TEXT SECTION

---+---

Interim waste storage according to their nature and origin
CASCAD bunker in Cadarache
The CASCAD bunker, located inside the CEA research centre in Cadarache, is an interim dry storage facility for irradiated fuel. Fuel elements from the old heavy water plant in Brennilis and from naval propulsion units, which have properties rendering them unsuitable for reprocessing in acceptable technical and economic conditions, are being held in interim storage in this bunker’s shafts.
© DR/CEA ©
Spent fuel and vitrified waste from Pressurized Water Recators (PWR) reactors are the main sources of radioactive materials requiring interim storage. They have priority due to their very high activity. However, other sources and materials also exist, and interim storage is therefore used for many different types of waste, pending treatment and conditioning or a decision concerning their future disposal.
Beginning with highly radioactive materials, there is spent fuel from now-decommissioned first-generation reactors, reactors operated by national defence and research agencies and prototype reactors such as Superphenix. All these materials have taken a different route to that of spent fuel from current PWR reactors, which makes up the bulk of the total.
Spent fuel from first-generation graphite-gas reactors was the first to be processed, yielding vitrified waste stored in Marcoule. All the waste produced by this obsolete nuclear process must be managed.
Irradiated fuel produced by propulsion reactors in aircraft carriers and nuclear submarines, as well as fuel from the old heavy water plant in Brennilis, has not been reprocessed. It is held in interim dry storage in a bunker at the Cadarache site. The CASCAD bunker was commissioned in June 1990, with a design life of 50 years, making it a medium-term storage facility.
Graphite waste interim storage silo
“Graphite waste” from the okd French natural uranium graphite gas reactors (Uranium Naturel Graphite Gaz – UNGG) is stored in two silos. Silo 130, shown in the photo, is an underground bunker consisting of two 3,000 m3 ventilated cells, only one of which contains waste (approximately 1300 m3, introduced between 1973 and 1990). Silo 115 is a parallelepipedic silo consisting of three ventilated 400 m3 plain steel chambers containing older waste (produced between 1966 and 1974).
© AREVA/ANDRA ©
The 115 tonnes of irradiated fuel from Superphenix, of which the French share accounts for 75 tonnes, were placed in a cooling pool in a workshop at the Creys Malville facility, which EDF is licensed to operate for 30 years. The fate of this fuel is being considered in parallel to that of the irradiated MOX fuel assemblies currently stored underwater in La Hague.
The long-term future of these high-level materials – in terms of reprocessing, transmutation and geological disposal – is also the subject of research conducted in the light of legislation passed in 1991 and 2006.

---+---

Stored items
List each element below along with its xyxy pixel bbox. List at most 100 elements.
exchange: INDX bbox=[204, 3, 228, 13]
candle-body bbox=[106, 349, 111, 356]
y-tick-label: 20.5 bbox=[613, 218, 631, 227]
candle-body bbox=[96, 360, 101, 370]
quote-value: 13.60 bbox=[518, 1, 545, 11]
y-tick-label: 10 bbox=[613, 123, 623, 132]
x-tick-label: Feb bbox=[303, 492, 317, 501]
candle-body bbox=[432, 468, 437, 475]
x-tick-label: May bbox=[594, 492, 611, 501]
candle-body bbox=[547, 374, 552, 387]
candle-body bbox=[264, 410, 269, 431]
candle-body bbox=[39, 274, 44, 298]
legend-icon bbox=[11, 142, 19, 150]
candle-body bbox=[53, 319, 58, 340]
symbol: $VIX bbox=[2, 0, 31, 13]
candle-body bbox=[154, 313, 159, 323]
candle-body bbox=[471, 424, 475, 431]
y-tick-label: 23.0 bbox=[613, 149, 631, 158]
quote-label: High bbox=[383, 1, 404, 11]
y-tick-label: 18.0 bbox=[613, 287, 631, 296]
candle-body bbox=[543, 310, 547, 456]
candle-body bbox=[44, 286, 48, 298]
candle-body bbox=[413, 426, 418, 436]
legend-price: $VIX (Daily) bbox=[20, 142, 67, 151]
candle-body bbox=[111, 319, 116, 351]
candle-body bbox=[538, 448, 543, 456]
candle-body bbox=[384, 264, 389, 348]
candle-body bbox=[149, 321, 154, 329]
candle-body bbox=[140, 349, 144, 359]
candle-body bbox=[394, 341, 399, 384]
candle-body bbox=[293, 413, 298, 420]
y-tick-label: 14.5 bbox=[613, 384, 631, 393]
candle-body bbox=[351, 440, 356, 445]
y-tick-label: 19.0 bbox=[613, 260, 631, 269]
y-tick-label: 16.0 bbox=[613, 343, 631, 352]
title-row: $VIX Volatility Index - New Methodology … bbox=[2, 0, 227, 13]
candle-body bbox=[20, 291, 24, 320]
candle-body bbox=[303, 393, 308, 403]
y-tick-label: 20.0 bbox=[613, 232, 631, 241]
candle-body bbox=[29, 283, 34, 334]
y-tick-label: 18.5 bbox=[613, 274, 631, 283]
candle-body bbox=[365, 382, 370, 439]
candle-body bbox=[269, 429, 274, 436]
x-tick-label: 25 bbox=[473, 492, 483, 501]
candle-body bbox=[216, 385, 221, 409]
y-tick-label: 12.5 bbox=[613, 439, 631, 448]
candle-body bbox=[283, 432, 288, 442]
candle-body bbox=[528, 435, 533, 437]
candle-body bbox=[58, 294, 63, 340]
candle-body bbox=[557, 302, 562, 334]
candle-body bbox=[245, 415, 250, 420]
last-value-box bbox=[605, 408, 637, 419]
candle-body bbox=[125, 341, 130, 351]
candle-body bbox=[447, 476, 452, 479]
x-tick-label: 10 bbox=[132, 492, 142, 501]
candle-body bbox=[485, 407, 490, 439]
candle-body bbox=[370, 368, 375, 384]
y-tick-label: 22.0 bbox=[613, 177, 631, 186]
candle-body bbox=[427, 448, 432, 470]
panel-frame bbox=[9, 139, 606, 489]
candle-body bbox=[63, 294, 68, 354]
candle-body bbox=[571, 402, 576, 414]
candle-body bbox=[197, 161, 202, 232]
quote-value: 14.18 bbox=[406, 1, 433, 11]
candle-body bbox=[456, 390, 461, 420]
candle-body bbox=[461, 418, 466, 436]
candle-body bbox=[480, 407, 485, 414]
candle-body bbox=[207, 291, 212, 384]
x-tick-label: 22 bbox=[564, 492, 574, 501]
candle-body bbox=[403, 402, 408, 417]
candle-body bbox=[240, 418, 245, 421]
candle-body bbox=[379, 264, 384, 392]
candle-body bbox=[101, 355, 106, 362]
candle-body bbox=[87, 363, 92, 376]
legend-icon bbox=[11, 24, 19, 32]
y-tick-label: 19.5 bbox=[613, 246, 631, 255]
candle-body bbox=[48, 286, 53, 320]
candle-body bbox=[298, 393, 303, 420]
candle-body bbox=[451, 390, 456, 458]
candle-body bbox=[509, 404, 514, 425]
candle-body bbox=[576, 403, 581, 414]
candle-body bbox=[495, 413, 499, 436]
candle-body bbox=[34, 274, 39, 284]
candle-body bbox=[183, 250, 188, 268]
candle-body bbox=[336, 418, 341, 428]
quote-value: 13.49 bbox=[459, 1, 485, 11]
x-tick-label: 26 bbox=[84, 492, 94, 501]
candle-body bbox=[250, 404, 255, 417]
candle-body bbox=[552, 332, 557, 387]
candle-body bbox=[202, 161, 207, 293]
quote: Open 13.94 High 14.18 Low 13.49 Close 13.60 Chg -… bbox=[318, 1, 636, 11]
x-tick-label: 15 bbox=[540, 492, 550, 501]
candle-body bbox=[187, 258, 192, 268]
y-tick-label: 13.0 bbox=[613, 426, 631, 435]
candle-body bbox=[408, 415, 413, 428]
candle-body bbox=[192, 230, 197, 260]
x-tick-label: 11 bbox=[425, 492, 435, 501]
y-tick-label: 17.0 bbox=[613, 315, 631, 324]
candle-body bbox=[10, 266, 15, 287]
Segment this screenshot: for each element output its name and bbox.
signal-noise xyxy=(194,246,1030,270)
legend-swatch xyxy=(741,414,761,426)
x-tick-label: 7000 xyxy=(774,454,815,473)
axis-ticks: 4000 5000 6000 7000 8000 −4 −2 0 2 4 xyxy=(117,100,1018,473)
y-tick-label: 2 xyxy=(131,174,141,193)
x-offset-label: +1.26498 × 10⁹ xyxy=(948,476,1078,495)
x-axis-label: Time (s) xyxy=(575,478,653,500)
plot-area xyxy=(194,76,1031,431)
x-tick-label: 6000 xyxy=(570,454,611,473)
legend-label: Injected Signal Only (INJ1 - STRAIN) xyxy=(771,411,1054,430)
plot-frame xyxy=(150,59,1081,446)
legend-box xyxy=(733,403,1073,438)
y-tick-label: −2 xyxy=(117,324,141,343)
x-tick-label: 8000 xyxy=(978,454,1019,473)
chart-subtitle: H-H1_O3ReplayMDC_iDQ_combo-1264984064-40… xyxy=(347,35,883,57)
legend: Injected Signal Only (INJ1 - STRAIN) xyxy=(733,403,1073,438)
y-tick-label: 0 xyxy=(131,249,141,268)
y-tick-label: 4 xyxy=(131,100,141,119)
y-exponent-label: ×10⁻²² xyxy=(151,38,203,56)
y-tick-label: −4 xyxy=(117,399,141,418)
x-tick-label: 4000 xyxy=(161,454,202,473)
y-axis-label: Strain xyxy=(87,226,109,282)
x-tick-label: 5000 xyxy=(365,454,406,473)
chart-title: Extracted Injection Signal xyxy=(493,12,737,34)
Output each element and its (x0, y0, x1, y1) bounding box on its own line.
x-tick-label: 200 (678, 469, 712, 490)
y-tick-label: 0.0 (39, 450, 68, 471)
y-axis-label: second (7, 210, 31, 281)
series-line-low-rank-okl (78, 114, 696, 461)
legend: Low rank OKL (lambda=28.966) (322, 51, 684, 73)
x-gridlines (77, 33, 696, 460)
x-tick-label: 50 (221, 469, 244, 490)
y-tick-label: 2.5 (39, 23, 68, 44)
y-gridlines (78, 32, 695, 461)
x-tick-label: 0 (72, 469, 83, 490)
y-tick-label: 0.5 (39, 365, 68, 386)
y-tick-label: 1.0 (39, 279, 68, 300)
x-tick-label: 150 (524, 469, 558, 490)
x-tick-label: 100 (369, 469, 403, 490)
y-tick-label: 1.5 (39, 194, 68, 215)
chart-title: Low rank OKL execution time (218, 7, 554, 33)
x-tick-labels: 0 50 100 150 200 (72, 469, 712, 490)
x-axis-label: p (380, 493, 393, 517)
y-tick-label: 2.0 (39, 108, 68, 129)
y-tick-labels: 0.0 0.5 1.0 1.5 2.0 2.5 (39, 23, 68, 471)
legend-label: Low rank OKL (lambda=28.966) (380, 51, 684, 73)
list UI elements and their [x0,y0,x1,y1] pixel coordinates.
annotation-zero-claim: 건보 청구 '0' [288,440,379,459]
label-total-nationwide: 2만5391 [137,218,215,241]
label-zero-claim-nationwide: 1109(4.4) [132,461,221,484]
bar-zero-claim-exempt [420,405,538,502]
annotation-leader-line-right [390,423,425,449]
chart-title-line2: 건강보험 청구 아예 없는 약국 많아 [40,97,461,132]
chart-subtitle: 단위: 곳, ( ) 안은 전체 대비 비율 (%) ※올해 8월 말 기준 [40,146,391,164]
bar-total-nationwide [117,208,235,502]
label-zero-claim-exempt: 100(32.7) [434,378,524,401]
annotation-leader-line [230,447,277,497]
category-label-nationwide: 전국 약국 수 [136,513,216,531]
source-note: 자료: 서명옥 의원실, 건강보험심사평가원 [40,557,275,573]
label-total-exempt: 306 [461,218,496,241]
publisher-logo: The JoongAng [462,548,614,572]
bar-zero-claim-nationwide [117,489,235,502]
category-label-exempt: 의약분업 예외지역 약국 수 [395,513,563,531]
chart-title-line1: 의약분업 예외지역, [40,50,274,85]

---+---

ABOUT THIS EXERCISE
Extend the text on interim storage of radioactive waste, beginning after its last sentence.

RESPONSE AREA
Next on the radioactivity scale comes intermediate-level waste (ILW-LL), which under the terms of the aforementioned legislation, is destined for geological disposal. The conditioning adopted for this waste has also evolved to reflect advances in reprocessing techniques. A variety of interim storage arrangements exist accordingly.
The technique consisting in shearing spent fuel cladding and end caps into small pieces in order to compact them is recent. The share of end caps and hulls not sheared and conditions is still in underwater storage in La Hague, whereas conditioned waste (CSD-C) is stored in a compacted container storage building (Entrepôt de Colis Compactés – ECC). Until 1995, these sections were conditioned in drums filled with cement and then stacked. Liquid effluent treatment stations also produce waste that is considered to be ILW-LL and as such must be stored in Marcoule and La Hague.
Multipurpose intermediate storage building (EIP) in Marcoule
The reprocessing techniques currently used in La Hague were originally developed at a facility in Marcoule. Vitrified waste produced are stored here pending disposal. A multipurpose intermediate storage building (EIP) was built for other types of waste, including long-lived intermediate-level waste (ILW-LL). The purpose of the EIP building, which began operating in 2000, is to relocate and centralise miscellaneous interim storage facilities over the period 2003-2020, during which site cleanup operations will be conducted in Marcoule.
© AREVA ©
Lastly, various interim storage arrangements for low-level long-lived waste (LLW-LL) have been adopted while research is conducted to determine its final destination. This is the case, for example, of legacy graphite waste from natural uranium-graphite-gas (UNGG) reactors, which were shut down several years ago and are in the process of being dismantled. Most of these graphite liners are being held in interim storage in La Hague.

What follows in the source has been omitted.